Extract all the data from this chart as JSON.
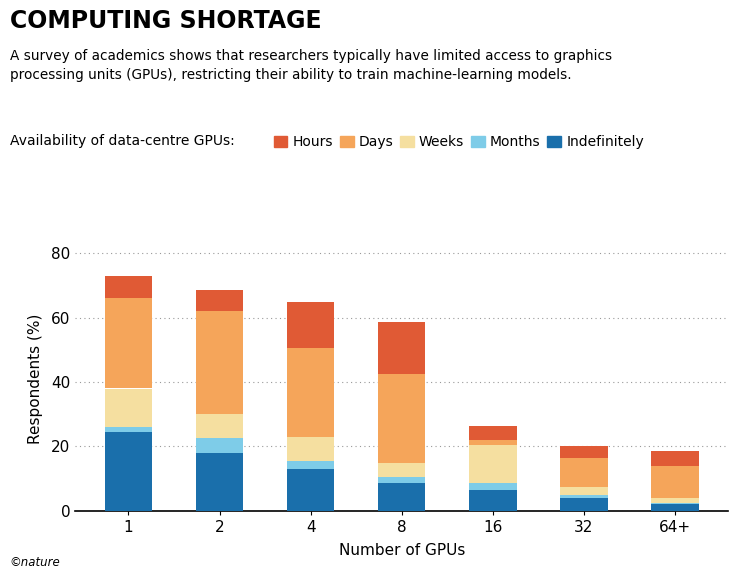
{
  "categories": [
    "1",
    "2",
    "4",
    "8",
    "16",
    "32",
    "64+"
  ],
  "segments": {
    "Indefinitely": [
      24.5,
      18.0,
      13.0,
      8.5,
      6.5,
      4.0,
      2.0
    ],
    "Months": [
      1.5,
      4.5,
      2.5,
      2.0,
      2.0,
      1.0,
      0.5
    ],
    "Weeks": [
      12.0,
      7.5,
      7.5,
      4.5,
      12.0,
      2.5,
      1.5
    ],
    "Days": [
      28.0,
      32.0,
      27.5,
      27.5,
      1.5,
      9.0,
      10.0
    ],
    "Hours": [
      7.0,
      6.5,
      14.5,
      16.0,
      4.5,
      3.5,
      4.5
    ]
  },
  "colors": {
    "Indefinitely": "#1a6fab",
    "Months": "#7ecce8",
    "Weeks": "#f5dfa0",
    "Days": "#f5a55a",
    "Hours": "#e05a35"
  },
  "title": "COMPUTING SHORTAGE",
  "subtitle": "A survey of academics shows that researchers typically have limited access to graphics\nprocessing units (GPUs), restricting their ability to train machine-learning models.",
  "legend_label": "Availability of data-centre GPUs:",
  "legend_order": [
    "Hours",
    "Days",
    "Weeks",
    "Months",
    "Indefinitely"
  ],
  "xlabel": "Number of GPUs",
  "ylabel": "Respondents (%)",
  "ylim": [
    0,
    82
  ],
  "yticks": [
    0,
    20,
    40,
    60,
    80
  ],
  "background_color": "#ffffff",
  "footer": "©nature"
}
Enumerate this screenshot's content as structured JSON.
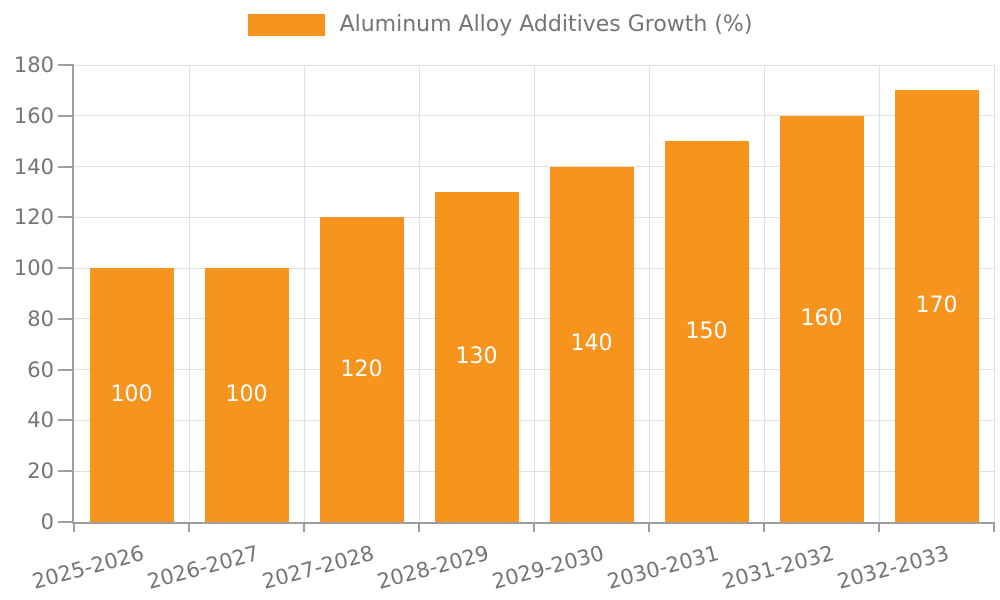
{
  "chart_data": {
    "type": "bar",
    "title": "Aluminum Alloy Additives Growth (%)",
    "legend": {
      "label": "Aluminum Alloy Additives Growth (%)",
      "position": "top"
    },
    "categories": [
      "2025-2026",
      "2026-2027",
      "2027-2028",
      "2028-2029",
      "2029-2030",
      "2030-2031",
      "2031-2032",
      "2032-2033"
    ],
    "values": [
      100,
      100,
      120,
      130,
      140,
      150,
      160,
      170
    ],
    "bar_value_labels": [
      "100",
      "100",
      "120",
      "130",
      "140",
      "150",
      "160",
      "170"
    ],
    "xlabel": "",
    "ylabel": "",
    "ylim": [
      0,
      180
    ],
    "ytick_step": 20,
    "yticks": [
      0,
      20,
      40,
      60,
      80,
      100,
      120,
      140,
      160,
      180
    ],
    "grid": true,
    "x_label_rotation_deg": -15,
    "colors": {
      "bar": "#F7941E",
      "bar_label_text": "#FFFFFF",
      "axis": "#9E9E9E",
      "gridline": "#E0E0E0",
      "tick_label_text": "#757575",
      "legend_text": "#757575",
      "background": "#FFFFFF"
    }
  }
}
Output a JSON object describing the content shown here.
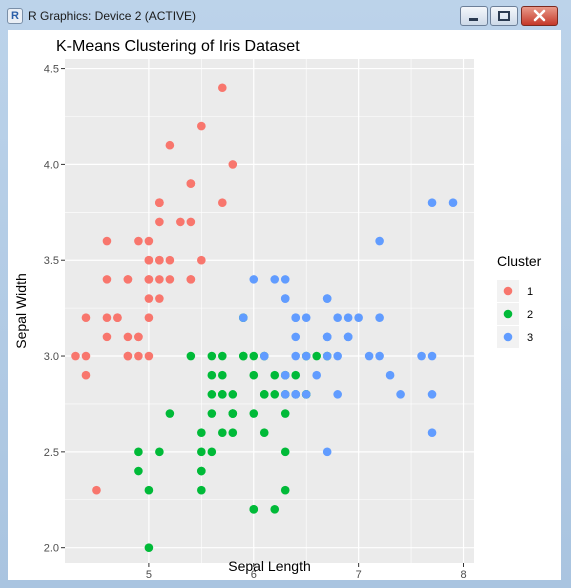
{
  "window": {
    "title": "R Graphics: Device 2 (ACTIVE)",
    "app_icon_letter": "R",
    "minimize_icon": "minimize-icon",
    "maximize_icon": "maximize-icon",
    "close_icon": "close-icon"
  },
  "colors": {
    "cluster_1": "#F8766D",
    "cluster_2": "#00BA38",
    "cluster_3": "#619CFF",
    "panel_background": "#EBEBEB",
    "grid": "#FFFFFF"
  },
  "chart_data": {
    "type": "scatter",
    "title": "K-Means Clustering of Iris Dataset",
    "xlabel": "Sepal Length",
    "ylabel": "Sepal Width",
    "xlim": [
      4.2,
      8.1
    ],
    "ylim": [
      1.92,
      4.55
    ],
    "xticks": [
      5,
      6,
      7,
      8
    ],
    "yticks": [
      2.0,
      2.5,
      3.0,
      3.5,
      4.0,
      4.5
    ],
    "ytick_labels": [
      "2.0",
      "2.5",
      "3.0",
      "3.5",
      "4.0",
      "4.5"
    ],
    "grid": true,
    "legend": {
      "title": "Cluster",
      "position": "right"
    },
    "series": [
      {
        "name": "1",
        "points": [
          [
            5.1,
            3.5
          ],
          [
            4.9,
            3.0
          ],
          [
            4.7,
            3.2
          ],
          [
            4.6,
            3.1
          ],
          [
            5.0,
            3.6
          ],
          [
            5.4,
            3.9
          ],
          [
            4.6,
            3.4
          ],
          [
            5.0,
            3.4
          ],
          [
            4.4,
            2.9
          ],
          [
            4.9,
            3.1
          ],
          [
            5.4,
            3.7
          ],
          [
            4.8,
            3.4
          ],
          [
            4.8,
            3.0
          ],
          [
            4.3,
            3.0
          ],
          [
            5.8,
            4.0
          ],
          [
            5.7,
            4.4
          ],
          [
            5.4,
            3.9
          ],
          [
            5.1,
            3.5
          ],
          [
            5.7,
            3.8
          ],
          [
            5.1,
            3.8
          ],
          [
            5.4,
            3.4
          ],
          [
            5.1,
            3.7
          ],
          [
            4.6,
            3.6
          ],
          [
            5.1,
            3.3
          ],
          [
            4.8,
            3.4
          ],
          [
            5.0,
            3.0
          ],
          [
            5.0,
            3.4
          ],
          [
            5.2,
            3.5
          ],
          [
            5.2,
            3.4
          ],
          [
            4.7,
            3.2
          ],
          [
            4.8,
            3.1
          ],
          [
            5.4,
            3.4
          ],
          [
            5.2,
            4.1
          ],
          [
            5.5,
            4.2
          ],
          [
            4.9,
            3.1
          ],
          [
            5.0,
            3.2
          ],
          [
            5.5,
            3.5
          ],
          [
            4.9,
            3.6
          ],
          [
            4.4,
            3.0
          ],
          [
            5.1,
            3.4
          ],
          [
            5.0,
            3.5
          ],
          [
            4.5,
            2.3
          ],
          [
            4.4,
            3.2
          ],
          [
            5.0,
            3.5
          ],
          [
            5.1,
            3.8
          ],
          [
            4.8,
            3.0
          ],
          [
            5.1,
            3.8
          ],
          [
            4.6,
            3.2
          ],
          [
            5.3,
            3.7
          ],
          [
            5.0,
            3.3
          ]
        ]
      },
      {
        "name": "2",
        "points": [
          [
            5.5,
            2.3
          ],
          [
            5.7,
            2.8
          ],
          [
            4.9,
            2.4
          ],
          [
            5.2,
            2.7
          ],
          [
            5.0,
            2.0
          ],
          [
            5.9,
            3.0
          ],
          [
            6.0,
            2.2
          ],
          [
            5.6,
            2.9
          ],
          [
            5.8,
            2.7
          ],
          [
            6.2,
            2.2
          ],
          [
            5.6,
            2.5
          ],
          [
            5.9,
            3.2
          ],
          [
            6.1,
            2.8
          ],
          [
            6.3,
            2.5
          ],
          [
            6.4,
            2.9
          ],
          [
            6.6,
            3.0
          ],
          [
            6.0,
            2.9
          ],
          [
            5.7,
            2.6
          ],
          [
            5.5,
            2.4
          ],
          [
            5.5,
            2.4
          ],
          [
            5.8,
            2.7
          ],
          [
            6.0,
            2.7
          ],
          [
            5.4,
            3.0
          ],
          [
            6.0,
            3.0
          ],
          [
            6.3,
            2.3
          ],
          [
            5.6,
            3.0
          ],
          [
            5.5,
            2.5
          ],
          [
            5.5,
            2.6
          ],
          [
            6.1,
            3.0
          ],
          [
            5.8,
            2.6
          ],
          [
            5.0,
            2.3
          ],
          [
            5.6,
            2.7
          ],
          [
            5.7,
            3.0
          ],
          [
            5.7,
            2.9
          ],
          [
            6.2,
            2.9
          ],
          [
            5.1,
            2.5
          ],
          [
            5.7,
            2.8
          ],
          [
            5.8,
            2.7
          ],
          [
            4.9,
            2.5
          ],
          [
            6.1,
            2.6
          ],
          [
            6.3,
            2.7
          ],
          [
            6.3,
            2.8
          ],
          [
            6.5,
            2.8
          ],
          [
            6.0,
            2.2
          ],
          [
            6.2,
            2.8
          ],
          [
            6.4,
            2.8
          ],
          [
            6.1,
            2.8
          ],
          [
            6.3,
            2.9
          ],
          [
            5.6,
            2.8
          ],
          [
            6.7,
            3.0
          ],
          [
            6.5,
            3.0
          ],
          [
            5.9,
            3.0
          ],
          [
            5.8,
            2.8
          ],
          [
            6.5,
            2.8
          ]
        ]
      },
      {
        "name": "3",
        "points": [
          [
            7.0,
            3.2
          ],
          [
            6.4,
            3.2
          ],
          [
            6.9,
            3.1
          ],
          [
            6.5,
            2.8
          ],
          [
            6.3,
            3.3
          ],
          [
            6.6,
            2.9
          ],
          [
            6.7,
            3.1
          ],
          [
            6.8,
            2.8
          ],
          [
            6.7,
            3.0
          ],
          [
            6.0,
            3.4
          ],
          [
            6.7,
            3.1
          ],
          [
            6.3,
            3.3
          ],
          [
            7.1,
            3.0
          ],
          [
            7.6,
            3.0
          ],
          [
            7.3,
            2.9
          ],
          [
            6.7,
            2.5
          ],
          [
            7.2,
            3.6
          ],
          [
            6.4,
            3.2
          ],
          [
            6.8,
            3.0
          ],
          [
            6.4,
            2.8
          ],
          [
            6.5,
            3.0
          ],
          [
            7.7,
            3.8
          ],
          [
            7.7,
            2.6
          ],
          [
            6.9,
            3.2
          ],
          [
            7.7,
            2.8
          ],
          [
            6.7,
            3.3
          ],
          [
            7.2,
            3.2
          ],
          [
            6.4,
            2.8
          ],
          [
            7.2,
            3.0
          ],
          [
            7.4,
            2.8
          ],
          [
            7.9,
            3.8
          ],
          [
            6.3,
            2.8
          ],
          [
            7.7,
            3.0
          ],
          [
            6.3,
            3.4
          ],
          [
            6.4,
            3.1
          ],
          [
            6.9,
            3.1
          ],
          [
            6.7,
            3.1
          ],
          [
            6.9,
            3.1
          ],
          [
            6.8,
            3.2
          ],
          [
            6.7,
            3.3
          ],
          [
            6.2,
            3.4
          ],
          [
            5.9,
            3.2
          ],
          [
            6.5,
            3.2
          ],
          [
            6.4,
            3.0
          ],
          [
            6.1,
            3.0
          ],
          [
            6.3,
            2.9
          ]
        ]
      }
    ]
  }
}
────
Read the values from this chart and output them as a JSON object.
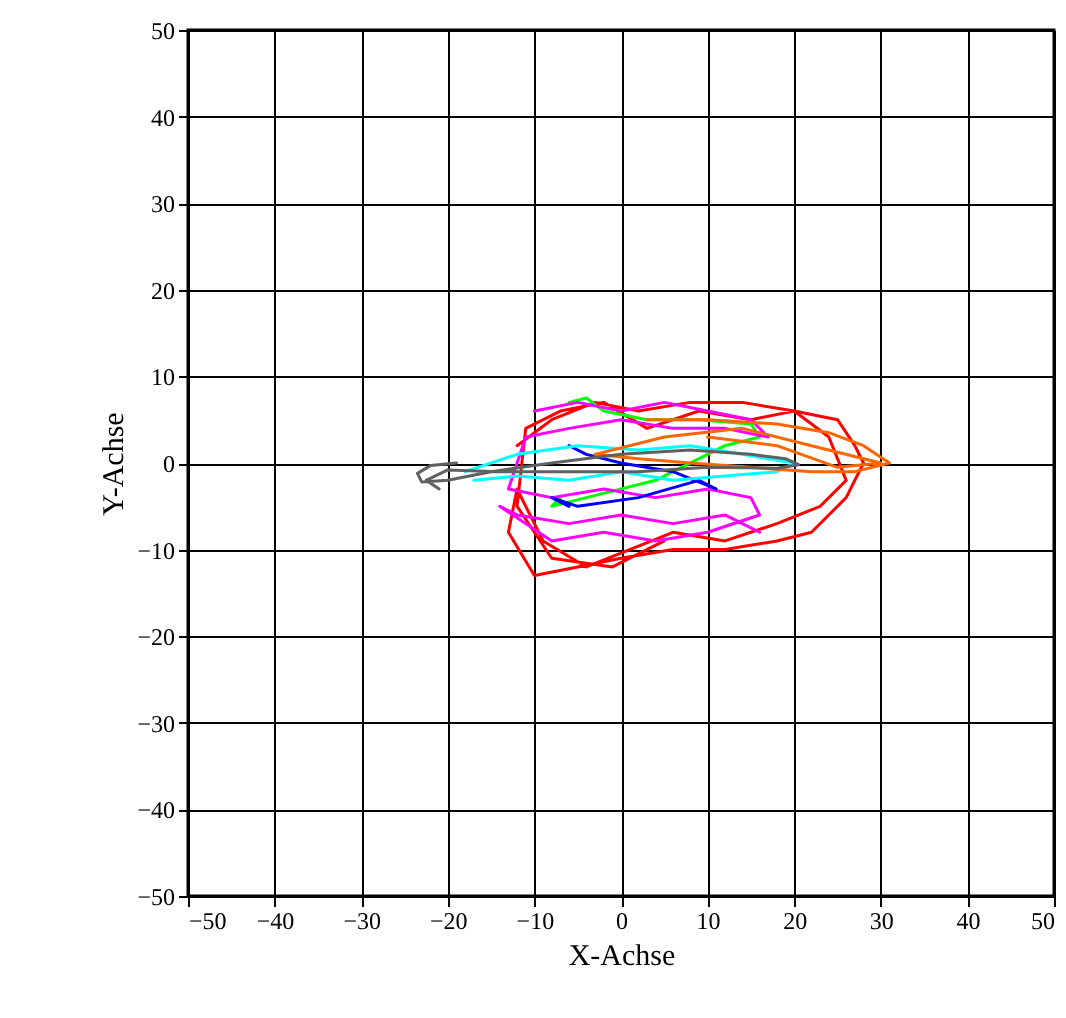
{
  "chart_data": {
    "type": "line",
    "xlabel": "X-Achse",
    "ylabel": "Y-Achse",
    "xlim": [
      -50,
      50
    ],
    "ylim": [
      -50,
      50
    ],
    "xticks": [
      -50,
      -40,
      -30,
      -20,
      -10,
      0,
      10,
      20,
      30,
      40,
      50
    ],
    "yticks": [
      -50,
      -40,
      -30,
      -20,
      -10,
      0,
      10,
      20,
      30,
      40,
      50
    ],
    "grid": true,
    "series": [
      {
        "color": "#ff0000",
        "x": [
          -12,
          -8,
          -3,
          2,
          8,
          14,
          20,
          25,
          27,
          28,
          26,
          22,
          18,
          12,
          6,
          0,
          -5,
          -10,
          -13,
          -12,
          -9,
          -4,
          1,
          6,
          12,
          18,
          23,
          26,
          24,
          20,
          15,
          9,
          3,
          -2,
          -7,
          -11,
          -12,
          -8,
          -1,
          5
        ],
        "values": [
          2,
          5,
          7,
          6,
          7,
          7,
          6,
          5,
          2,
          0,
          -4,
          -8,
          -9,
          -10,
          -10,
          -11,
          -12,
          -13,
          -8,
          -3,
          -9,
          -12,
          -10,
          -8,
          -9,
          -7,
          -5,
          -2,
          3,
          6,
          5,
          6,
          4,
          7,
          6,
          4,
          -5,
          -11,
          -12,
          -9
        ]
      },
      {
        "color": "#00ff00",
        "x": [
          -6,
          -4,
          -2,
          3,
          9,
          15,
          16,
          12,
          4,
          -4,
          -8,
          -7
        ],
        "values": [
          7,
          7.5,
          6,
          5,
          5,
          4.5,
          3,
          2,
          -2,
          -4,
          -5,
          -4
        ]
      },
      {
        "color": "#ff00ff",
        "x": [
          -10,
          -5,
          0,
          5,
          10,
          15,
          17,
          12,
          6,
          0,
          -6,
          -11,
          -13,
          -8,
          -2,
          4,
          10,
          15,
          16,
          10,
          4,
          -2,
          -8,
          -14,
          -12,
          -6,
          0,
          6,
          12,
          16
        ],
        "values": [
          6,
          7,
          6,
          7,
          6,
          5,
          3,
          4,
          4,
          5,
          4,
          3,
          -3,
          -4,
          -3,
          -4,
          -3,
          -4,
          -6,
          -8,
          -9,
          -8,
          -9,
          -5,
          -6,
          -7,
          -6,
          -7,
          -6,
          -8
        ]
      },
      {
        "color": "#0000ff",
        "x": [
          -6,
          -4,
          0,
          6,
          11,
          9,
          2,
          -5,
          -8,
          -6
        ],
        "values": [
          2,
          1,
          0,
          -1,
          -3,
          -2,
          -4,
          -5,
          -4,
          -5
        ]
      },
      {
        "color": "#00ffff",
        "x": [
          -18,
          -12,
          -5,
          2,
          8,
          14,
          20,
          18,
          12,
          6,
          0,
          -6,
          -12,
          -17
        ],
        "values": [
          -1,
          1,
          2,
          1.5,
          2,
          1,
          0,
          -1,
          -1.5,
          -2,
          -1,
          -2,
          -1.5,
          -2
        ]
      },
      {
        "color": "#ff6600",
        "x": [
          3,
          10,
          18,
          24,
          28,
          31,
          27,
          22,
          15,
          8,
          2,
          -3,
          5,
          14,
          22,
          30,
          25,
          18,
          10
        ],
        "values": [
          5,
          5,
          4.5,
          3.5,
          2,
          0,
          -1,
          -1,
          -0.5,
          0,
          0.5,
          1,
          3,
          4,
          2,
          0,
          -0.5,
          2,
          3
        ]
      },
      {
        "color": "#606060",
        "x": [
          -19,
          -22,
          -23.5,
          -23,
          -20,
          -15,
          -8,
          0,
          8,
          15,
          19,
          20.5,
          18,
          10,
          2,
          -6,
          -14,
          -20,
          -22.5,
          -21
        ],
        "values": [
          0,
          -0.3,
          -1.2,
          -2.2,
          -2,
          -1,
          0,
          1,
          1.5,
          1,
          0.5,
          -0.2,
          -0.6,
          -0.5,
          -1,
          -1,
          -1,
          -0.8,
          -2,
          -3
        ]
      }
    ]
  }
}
────
WHAT IS EXPECTED
Filter the data for the string "JSON" and copy every line that has it.

COMPLETE OUTPUT
Extract all the data from this chart as JSON.
Enumerate this screenshot's content as structured JSON.
Output a JSON object describing the content shown here.
Read the values from this chart and output them as a JSON object.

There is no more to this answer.